-- BEGIN Extracted data --

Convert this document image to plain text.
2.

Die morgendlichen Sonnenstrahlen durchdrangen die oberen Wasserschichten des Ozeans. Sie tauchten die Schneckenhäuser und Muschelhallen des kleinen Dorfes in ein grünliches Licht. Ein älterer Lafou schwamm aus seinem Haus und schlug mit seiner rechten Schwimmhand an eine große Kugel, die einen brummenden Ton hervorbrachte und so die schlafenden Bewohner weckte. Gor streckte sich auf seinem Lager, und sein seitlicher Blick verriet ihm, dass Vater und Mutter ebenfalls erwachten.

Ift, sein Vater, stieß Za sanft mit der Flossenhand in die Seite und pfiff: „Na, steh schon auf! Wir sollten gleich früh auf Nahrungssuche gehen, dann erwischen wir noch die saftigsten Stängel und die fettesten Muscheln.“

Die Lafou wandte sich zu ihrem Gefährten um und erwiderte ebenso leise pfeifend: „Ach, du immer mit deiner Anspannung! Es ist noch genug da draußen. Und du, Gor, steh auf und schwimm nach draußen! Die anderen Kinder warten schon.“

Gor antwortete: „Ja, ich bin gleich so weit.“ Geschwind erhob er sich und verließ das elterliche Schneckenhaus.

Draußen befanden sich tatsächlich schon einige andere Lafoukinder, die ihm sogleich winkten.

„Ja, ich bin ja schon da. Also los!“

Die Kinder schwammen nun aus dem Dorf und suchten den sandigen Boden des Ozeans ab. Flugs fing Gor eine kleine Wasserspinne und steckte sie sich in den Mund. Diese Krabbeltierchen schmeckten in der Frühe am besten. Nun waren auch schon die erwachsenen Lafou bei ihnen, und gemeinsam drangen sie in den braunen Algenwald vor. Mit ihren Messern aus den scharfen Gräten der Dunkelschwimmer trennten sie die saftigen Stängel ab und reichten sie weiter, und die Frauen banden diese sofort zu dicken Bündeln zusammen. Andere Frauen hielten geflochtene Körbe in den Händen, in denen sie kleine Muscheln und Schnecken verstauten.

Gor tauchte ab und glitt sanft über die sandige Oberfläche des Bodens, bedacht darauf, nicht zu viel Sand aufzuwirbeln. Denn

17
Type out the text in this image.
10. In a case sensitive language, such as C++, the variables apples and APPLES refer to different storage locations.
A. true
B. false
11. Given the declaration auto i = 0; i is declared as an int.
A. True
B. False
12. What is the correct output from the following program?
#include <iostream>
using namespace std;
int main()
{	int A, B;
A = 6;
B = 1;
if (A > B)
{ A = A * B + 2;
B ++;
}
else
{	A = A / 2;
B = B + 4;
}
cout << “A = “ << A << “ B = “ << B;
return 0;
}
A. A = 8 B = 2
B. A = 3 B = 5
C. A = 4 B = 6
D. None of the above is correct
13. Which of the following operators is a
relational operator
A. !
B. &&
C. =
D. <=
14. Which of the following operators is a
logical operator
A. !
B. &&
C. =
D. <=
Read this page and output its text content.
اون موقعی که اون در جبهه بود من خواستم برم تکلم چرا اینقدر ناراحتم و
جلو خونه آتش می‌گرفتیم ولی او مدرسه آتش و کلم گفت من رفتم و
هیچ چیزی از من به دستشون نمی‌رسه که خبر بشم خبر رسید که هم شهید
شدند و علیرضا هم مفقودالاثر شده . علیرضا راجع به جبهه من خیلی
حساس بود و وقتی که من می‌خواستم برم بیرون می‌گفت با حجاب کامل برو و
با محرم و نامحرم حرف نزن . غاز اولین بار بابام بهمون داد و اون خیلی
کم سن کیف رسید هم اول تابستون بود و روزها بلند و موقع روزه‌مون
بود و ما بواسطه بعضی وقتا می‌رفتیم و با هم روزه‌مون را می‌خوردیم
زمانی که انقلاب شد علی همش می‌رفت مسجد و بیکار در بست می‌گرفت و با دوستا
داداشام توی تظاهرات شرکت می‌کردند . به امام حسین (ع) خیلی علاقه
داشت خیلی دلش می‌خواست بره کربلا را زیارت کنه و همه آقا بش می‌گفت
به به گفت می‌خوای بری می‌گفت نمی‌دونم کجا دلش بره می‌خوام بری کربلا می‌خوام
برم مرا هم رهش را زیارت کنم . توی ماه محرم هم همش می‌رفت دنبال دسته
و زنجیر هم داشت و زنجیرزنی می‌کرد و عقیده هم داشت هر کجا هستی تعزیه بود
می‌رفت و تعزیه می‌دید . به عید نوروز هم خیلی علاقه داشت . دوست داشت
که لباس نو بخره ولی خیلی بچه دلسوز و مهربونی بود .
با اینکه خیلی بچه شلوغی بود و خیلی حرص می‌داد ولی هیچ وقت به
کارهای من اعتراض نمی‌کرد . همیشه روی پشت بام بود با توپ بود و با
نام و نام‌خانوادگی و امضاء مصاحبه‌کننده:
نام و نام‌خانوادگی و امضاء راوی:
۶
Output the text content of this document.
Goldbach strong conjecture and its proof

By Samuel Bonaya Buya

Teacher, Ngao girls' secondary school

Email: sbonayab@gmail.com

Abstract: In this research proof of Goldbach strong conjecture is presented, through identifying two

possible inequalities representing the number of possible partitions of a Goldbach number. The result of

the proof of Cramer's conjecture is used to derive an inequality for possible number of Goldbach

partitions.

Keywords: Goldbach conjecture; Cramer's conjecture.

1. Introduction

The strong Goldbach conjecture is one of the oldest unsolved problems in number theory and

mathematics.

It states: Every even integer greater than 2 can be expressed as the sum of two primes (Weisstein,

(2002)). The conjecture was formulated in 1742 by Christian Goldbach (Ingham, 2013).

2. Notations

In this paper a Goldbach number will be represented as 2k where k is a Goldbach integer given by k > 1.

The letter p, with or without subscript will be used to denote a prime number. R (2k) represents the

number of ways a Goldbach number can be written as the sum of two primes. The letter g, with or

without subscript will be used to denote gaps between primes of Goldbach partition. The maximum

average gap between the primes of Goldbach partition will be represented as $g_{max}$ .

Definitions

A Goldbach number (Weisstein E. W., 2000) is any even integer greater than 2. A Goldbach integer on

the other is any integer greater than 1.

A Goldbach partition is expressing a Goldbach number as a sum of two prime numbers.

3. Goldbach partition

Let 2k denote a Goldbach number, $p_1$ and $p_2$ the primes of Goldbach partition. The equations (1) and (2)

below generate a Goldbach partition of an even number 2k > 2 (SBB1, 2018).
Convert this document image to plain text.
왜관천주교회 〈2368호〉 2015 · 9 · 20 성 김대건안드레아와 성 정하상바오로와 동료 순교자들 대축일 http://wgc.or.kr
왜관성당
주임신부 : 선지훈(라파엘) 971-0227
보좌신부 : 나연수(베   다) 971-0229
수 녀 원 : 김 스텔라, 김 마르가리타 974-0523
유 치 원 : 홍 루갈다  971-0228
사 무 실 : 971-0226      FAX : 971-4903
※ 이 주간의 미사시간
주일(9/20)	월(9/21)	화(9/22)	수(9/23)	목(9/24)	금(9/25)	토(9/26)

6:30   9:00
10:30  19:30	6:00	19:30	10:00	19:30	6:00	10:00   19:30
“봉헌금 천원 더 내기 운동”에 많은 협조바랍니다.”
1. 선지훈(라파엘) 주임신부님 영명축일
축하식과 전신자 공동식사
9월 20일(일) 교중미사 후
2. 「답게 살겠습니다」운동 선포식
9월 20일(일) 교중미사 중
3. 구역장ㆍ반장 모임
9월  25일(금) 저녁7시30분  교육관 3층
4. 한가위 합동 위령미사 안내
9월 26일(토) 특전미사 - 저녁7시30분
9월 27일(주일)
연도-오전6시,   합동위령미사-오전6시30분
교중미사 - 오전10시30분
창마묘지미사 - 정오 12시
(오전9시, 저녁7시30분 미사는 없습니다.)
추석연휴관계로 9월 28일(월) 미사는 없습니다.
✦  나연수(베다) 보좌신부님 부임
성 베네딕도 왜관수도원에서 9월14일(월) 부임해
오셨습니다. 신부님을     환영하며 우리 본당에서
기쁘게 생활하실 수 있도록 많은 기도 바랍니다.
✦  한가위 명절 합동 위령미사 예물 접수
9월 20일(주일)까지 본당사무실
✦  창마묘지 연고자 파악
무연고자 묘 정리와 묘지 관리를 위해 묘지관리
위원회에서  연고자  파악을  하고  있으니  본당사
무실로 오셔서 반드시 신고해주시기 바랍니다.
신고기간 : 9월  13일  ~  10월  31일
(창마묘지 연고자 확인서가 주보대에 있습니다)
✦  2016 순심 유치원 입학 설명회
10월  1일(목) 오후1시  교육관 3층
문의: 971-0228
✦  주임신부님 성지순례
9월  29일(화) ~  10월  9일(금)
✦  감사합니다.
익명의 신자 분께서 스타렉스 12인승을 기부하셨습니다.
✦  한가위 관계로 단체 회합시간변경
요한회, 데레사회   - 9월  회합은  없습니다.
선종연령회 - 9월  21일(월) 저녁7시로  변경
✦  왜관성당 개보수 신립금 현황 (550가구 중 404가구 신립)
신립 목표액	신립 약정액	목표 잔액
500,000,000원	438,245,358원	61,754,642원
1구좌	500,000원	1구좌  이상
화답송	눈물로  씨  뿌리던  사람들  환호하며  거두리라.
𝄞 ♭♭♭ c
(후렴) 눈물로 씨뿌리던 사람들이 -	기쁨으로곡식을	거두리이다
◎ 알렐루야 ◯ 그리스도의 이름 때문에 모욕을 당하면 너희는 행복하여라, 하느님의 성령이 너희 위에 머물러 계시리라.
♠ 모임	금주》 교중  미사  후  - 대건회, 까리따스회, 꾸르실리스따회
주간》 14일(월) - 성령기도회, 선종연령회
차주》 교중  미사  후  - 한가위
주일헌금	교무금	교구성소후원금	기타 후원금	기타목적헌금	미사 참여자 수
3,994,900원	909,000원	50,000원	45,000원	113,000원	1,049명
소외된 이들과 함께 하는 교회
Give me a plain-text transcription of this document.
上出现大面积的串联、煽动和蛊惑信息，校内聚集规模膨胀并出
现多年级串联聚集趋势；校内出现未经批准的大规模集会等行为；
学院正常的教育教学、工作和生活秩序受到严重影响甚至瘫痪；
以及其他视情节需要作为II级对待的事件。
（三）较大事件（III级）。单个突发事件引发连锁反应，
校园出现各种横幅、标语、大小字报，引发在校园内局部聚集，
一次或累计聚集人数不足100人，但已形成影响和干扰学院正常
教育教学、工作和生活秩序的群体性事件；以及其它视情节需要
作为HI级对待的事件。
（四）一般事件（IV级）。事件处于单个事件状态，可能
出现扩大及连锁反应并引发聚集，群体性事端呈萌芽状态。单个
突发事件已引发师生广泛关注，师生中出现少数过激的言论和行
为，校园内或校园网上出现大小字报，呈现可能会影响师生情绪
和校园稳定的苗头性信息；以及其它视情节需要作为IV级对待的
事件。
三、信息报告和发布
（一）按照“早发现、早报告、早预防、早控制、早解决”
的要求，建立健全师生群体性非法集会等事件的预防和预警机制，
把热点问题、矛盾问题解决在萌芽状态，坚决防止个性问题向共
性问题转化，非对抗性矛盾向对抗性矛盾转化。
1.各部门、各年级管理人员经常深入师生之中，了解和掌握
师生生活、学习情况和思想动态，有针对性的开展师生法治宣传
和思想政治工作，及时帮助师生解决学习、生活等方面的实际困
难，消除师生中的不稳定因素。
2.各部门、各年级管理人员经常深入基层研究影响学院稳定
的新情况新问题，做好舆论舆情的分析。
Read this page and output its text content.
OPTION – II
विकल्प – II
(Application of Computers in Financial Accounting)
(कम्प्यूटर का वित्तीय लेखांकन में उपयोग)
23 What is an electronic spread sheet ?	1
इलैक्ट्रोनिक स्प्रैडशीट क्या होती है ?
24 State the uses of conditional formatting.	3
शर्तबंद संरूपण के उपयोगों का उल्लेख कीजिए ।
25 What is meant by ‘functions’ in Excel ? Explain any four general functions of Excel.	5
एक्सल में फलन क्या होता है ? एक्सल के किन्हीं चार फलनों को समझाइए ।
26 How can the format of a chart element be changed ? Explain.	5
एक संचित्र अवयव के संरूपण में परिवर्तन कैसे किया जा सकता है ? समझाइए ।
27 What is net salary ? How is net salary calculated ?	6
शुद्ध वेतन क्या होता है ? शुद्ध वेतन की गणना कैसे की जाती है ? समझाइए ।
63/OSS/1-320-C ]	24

-- END Extracted data --

→ Work to do: Identify the lines that hold the word "داشت". Copy every one of them.

→ Full answer:
داشت خیلی دلش می‌خواست بره کربلا را زیارت کنه و همه آقا بش می‌گفت
و زنجیر هم داشت و زنجیرزنی می‌کرد و عقیده هم داشت هر کجا هستی تعزیه بود
می‌رفت و تعزیه می‌دید . به عید نوروز هم خیلی علاقه داشت . دوست داشت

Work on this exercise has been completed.